▸ EXTRAIT DE PAGE:
---------------
Vu les conclusions remises par le réseau privé virtuel des avocats le 13 décembre 2019 pour la Société Française du Radiotéléphone afin d'entendre, en application des articles 1382 ancien du code civil, 1199 et 1341-1 nouveau du code civil et L. 442-6-I, 5° ancien du code de commerce :

- dire que la société Mafip et M. X ne démontrent pas l'existence d'une faute imputable à SFR dans la rupture de son contrat avec Spie, la relation entre les sociétés SFR et Spie ne présentant pas un caractère établi au sens de l'article L. 442-6, I, 5° du code de commerce,

- dire que la société Mafip et M. X sont irrecevables et mal fondés en leur demande visant à exercer l'action oblique à l'encontre de SFR,

- dire qu'en tout état de cause la société Mafip et M. X ne rapportent pas la preuve d'un préjudice imputable à SFR du fait de la prétendue rupture brutale de relations commerciales établies,

- confirmer le jugement en toutes ses dispositions,

- débouter la société Mafip et M. X de l'ensemble de leurs demandes,

- condamner in solidum la société Mafip et M. X à verser la somme de 20 000 euros au titre de l'article 700 du code de procédure civile,

- condamner la société Mafip et M. X aux entiers dépens de première instance et d'appel.

SUR CE, LA COUR,

Pour un plus ample exposé des moyens et prétentions des parties, la cour renvoie à leurs conclusions ainsi qu'au jugement.
---------------
▸ CONSIGNE DONNÉE A:
Dans les lignes du jeu de données, de la première jusqu'à celle qui contient « handle-time[interactable]: @muntabear · 1h <box>220 632 » incluse, remplacez « heart-icon » par « like-icon » et reproduisez-les sans autre changement.

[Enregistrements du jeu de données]
---------------
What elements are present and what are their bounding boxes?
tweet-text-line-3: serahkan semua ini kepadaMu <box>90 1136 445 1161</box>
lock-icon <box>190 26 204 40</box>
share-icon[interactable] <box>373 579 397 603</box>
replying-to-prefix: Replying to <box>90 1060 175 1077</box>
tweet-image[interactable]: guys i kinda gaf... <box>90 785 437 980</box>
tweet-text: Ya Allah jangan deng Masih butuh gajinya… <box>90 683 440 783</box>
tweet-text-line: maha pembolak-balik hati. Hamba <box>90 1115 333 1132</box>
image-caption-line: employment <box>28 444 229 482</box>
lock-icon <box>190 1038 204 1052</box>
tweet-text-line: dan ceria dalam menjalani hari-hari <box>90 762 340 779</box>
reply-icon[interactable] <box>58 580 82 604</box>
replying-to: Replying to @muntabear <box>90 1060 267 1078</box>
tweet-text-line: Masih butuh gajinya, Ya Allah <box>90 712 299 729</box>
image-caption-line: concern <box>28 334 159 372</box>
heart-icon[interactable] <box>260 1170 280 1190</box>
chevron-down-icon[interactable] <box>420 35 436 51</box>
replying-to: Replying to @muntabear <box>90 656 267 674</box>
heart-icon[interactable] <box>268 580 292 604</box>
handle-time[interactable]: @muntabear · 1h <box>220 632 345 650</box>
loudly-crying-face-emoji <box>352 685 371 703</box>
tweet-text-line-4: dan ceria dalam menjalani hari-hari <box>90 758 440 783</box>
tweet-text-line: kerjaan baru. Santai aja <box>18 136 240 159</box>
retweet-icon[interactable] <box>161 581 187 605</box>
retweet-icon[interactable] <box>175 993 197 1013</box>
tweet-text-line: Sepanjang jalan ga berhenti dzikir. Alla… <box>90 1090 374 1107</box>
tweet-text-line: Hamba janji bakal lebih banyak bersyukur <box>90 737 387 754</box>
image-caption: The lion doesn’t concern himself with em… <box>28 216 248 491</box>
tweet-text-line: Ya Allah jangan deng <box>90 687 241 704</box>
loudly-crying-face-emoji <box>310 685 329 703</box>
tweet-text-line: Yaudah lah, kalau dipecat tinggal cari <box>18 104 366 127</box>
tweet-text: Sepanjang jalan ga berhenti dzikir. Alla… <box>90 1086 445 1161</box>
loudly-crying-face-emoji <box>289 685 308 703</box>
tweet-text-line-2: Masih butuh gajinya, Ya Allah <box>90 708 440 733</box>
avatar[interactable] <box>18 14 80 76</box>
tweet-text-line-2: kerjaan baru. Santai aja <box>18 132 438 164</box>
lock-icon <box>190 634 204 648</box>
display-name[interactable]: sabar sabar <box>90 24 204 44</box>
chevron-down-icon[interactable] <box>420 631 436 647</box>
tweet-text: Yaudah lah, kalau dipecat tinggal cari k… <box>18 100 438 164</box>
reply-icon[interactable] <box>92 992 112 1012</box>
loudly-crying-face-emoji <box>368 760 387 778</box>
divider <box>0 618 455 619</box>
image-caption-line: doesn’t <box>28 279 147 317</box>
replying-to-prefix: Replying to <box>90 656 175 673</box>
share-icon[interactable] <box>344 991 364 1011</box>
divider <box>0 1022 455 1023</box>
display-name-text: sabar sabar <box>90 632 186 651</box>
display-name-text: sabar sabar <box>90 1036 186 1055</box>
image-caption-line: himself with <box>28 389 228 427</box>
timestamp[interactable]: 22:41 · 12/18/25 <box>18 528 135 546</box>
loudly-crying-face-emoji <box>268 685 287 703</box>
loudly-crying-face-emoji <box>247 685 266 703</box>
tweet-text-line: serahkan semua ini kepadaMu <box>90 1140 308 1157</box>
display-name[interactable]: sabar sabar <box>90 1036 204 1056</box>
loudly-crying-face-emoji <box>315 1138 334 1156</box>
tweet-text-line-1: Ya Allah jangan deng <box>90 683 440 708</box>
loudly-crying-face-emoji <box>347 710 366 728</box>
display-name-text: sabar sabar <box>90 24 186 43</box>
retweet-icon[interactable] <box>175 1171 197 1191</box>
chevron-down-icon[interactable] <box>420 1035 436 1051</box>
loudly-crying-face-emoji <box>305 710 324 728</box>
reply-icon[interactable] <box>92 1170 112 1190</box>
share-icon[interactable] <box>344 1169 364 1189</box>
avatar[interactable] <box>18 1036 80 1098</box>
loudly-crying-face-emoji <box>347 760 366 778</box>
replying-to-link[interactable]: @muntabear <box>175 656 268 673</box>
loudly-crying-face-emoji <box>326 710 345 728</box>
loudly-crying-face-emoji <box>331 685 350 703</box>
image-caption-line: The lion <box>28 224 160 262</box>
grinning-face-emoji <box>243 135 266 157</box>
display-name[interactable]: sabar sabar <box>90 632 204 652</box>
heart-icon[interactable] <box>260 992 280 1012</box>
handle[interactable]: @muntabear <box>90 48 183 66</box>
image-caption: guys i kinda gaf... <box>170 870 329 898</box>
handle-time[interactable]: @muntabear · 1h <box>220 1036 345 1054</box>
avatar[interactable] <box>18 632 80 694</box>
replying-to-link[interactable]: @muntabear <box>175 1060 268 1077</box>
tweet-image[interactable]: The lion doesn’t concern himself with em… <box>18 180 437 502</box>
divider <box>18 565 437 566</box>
---------------
▸ CONSIGNE DONNÉE B:
Recopiez intégralement l'extrait de l'arrêt.

▸ RÉPONSE COMPLÈTE A:
What elements are present and what are their bounding boxes?
tweet-text-line-3: serahkan semua ini kepadaMu <box>90 1136 445 1161</box>
lock-icon <box>190 26 204 40</box>
share-icon[interactable] <box>373 579 397 603</box>
replying-to-prefix: Replying to <box>90 1060 175 1077</box>
tweet-image[interactable]: guys i kinda gaf... <box>90 785 437 980</box>
tweet-text: Ya Allah jangan deng Masih butuh gajinya… <box>90 683 440 783</box>
tweet-text-line: maha pembolak-balik hati. Hamba <box>90 1115 333 1132</box>
image-caption-line: employment <box>28 444 229 482</box>
lock-icon <box>190 1038 204 1052</box>
tweet-text-line: dan ceria dalam menjalani hari-hari <box>90 762 340 779</box>
reply-icon[interactable] <box>58 580 82 604</box>
replying-to: Replying to @muntabear <box>90 1060 267 1078</box>
tweet-text-line: Masih butuh gajinya, Ya Allah <box>90 712 299 729</box>
image-caption-line: concern <box>28 334 159 372</box>
like-icon[interactable] <box>260 1170 280 1190</box>
chevron-down-icon[interactable] <box>420 35 436 51</box>
replying-to: Replying to @muntabear <box>90 656 267 674</box>
like-icon[interactable] <box>268 580 292 604</box>
handle-time[interactable]: @muntabear · 1h <box>220 632 345 650</box>

▸ RÉPONSE COMPLÈTE B:
Vu les conclusions remises par le réseau privé virtuel des avocats le 13 décembre 2019 pour la Société Française du Radiotéléphone afin d'entendre, en application des articles 1382 ancien du code civil, 1199 et 1341-1 nouveau du code civil et L. 442-6-I, 5° ancien du code de commerce :

- dire que la société Mafip et M. X ne démontrent pas l'existence d'une faute imputable à SFR dans la rupture de son contrat avec Spie, la relation entre les sociétés SFR et Spie ne présentant pas un caractère établi au sens de l'article L. 442-6, I, 5° du code de commerce,

- dire que la société Mafip et M. X sont irrecevables et mal fondés en leur demande visant à exercer l'action oblique à l'encontre de SFR,

- dire qu'en tout état de cause la société Mafip et M. X ne rapportent pas la preuve d'un préjudice imputable à SFR du fait de la prétendue rupture brutale de relations commerciales établies,

- confirmer le jugement en toutes ses dispositions,

- débouter la société Mafip et M. X de l'ensemble de leurs demandes,

- condamner in solidum la société Mafip et M. X à verser la somme de 20 000 euros au titre de l'article 700 du code de procédure civile,

- condamner la société Mafip et M. X aux entiers dépens de première instance et d'appel.

SUR CE, LA COUR,

Pour un plus ample exposé des moyens et prétentions des parties, la cour renvoie à leurs conclusions ainsi qu'au jugement.